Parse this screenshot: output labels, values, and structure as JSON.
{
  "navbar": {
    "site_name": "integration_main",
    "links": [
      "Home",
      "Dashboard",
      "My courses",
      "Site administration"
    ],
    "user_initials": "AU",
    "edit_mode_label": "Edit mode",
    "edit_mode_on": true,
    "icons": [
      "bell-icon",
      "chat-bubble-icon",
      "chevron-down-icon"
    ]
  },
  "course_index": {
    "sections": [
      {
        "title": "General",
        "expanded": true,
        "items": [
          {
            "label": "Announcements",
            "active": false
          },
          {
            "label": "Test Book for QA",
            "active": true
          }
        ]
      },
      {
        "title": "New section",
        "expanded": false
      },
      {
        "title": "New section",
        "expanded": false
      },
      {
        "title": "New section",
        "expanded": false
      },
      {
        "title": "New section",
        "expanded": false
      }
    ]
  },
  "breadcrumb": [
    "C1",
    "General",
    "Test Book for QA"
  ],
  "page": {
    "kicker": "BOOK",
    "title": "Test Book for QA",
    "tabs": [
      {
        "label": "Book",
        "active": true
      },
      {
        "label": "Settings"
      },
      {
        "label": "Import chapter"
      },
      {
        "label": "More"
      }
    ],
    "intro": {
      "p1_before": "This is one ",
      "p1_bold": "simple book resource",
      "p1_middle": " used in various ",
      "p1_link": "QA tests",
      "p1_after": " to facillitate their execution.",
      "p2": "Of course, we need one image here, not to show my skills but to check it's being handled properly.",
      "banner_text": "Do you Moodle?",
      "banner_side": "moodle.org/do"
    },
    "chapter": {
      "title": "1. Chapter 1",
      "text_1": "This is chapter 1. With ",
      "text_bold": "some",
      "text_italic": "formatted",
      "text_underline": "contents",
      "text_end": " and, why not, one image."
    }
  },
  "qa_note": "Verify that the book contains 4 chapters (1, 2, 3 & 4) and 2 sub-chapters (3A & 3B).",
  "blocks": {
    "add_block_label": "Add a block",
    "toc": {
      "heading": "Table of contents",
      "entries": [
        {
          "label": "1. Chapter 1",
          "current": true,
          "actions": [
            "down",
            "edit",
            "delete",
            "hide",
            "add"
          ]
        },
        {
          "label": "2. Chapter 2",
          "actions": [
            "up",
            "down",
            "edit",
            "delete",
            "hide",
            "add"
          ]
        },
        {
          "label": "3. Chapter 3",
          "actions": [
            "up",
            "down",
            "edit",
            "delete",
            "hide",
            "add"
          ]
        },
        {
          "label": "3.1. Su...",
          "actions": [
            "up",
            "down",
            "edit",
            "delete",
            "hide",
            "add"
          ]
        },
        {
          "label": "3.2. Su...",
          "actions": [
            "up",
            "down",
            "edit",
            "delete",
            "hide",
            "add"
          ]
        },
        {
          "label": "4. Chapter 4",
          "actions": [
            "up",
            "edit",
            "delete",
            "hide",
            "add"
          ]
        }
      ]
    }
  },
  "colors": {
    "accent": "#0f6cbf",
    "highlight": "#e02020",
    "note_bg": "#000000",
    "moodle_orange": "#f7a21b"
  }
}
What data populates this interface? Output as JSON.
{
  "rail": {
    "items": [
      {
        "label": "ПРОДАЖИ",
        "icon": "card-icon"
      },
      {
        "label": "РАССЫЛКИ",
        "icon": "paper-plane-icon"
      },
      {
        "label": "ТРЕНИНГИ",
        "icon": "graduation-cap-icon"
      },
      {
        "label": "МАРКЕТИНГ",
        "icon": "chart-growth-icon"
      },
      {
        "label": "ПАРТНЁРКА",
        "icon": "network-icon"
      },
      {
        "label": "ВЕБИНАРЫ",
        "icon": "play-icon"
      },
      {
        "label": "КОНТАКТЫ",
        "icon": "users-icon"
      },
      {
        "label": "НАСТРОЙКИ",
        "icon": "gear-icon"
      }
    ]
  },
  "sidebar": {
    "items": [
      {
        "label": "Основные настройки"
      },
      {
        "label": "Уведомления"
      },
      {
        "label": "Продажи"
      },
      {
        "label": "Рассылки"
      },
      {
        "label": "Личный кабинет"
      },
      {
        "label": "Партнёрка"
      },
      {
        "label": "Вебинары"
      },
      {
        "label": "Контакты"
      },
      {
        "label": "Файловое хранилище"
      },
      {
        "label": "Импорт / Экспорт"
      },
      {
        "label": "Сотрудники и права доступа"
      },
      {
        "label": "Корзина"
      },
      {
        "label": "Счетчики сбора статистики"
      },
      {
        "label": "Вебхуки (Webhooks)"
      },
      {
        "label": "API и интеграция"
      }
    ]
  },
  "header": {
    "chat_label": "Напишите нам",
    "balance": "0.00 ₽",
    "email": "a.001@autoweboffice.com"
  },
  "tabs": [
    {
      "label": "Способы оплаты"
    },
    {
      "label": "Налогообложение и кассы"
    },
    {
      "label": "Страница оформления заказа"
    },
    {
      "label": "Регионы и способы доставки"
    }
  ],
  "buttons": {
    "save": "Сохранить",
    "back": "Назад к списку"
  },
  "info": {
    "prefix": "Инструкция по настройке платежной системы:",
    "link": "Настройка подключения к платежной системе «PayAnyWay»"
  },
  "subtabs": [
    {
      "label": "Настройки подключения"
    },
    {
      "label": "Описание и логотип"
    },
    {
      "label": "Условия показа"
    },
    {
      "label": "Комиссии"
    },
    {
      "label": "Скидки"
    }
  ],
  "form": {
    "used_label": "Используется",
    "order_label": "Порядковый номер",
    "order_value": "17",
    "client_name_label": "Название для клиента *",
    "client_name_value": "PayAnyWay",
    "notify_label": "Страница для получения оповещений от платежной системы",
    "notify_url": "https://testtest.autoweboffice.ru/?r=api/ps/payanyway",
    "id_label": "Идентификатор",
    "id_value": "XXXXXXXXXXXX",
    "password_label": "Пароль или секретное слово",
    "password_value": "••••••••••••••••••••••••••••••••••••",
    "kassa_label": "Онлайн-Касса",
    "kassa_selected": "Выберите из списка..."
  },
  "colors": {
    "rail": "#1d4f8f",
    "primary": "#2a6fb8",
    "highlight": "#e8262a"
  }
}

====================

Problem description:
Output all of the material, please, exactly as it stands.

The solution:
Parse this screenshot: output labels, values, and structure as JSON.
{
  "navbar": {
    "site_name": "integration_main",
    "links": [
      "Home",
      "Dashboard",
      "My courses",
      "Site administration"
    ],
    "user_initials": "AU",
    "edit_mode_label": "Edit mode",
    "edit_mode_on": true,
    "icons": [
      "bell-icon",
      "chat-bubble-icon",
      "chevron-down-icon"
    ]
  },
  "course_index": {
    "sections": [
      {
        "title": "General",
        "expanded": true,
        "items": [
          {
            "label": "Announcements",
            "active": false
          },
          {
            "label": "Test Book for QA",
            "active": true
          }
        ]
      },
      {
        "title": "New section",
        "expanded": false
      },
      {
        "title": "New section",
        "expanded": false
      },
      {
        "title": "New section",
        "expanded": false
      },
      {
        "title": "New section",
        "expanded": false
      }
    ]
  },
  "breadcrumb": [
    "C1",
    "General",
    "Test Book for QA"
  ],
  "page": {
    "kicker": "BOOK",
    "title": "Test Book for QA",
    "tabs": [
      {
        "label": "Book",
        "active": true
      },
      {
        "label": "Settings"
      },
      {
        "label": "Import chapter"
      },
      {
        "label": "More"
      }
    ],
    "intro": {
      "p1_before": "This is one ",
      "p1_bold": "simple book resource",
      "p1_middle": " used in various ",
      "p1_link": "QA tests",
      "p1_after": " to facillitate their execution.",
      "p2": "Of course, we need one image here, not to show my skills but to check it's being handled properly.",
      "banner_text": "Do you Moodle?",
      "banner_side": "moodle.org/do"
    },
    "chapter": {
      "title": "1. Chapter 1",
      "text_1": "This is chapter 1. With ",
      "text_bold": "some",
      "text_italic": "formatted",
      "text_underline": "contents",
      "text_end": " and, why not, one image."
    }
  },
  "qa_note": "Verify that the book contains 4 chapters (1, 2, 3 & 4) and 2 sub-chapters (3A & 3B).",
  "blocks": {
    "add_block_label": "Add a block",
    "toc": {
      "heading": "Table of contents",
      "entries": [
        {
          "label": "1. Chapter 1",
          "current": true,
          "actions": [
            "down",
            "edit",
            "delete",
            "hide",
            "add"
          ]
        },
        {
          "label": "2. Chapter 2",
          "actions": [
            "up",
            "down",
            "edit",
            "delete",
            "hide",
            "add"
          ]
        },
        {
          "label": "3. Chapter 3",
          "actions": [
            "up",
            "down",
            "edit",
            "delete",
            "hide",
            "add"
          ]
        },
        {
          "label": "3.1. Su...",
          "actions": [
            "up",
            "down",
            "edit",
            "delete",
            "hide",
            "add"
          ]
        },
        {
          "label": "3.2. Su...",
          "actions": [
            "up",
            "down",
            "edit",
            "delete",
            "hide",
            "add"
          ]
        },
        {
          "label": "4. Chapter 4",
          "actions": [
            "up",
            "edit",
            "delete",
            "hide",
            "add"
          ]
        }
      ]
    }
  },
  "colors": {
    "accent": "#0f6cbf",
    "highlight": "#e02020",
    "note_bg": "#000000",
    "moodle_orange": "#f7a21b"
  }
}
What data populates this interface? Output as JSON.
{
  "rail": {
    "items": [
      {
        "label": "ПРОДАЖИ",
        "icon": "card-icon"
      },
      {
        "label": "РАССЫЛКИ",
        "icon": "paper-plane-icon"
      },
      {
        "label": "ТРЕНИНГИ",
        "icon": "graduation-cap-icon"
      },
      {
        "label": "МАРКЕТИНГ",
        "icon": "chart-growth-icon"
      },
      {
        "label": "ПАРТНЁРКА",
        "icon": "network-icon"
      },
      {
        "label": "ВЕБИНАРЫ",
        "icon": "play-icon"
      },
      {
        "label": "КОНТАКТЫ",
        "icon": "users-icon"
      },
      {
        "label": "НАСТРОЙКИ",
        "icon": "gear-icon"
      }
    ]
  },
  "sidebar": {
    "items": [
      {
        "label": "Основные настройки"
      },
      {
        "label": "Уведомления"
      },
      {
        "label": "Продажи"
      },
      {
        "label": "Рассылки"
      },
      {
        "label": "Личный кабинет"
      },
      {
        "label": "Партнёрка"
      },
      {
        "label": "Вебинары"
      },
      {
        "label": "Контакты"
      },
      {
        "label": "Файловое хранилище"
      },
      {
        "label": "Импорт / Экспорт"
      },
      {
        "label": "Сотрудники и права доступа"
      },
      {
        "label": "Корзина"
      },
      {
        "label": "Счетчики сбора статистики"
      },
      {
        "label": "Вебхуки (Webhooks)"
      },
      {
        "label": "API и интеграция"
      }
    ]
  },
  "header": {
    "chat_label": "Напишите нам",
    "balance": "0.00 ₽",
    "email": "a.001@autoweboffice.com"
  },
  "tabs": [
    {
      "label": "Способы оплаты"
    },
    {
      "label": "Налогообложение и кассы"
    },
    {
      "label": "Страница оформления заказа"
    },
    {
      "label": "Регионы и способы доставки"
    }
  ],
  "buttons": {
    "save": "Сохранить",
    "back": "Назад к списку"
  },
  "info": {
    "prefix": "Инструкция по настройке платежной системы:",
    "link": "Настройка подключения к платежной системе «PayAnyWay»"
  },
  "subtabs": [
    {
      "label": "Настройки подключения"
    },
    {
      "label": "Описание и логотип"
    },
    {
      "label": "Условия показа"
    },
    {
      "label": "Комиссии"
    },
    {
      "label": "Скидки"
    }
  ],
  "form": {
    "used_label": "Используется",
    "order_label": "Порядковый номер",
    "order_value": "17",
    "client_name_label": "Название для клиента *",
    "client_name_value": "PayAnyWay",
    "notify_label": "Страница для получения оповещений от платежной системы",
    "notify_url": "https://testtest.autoweboffice.ru/?r=api/ps/payanyway",
    "id_label": "Идентификатор",
    "id_value": "XXXXXXXXXXXX",
    "password_label": "Пароль или секретное слово",
    "password_value": "••••••••••••••••••••••••••••••••••••",
    "kassa_label": "Онлайн-Касса",
    "kassa_selected": "Выберите из списка..."
  },
  "colors": {
    "rail": "#1d4f8f",
    "primary": "#2a6fb8",
    "highlight": "#e8262a"
  }
}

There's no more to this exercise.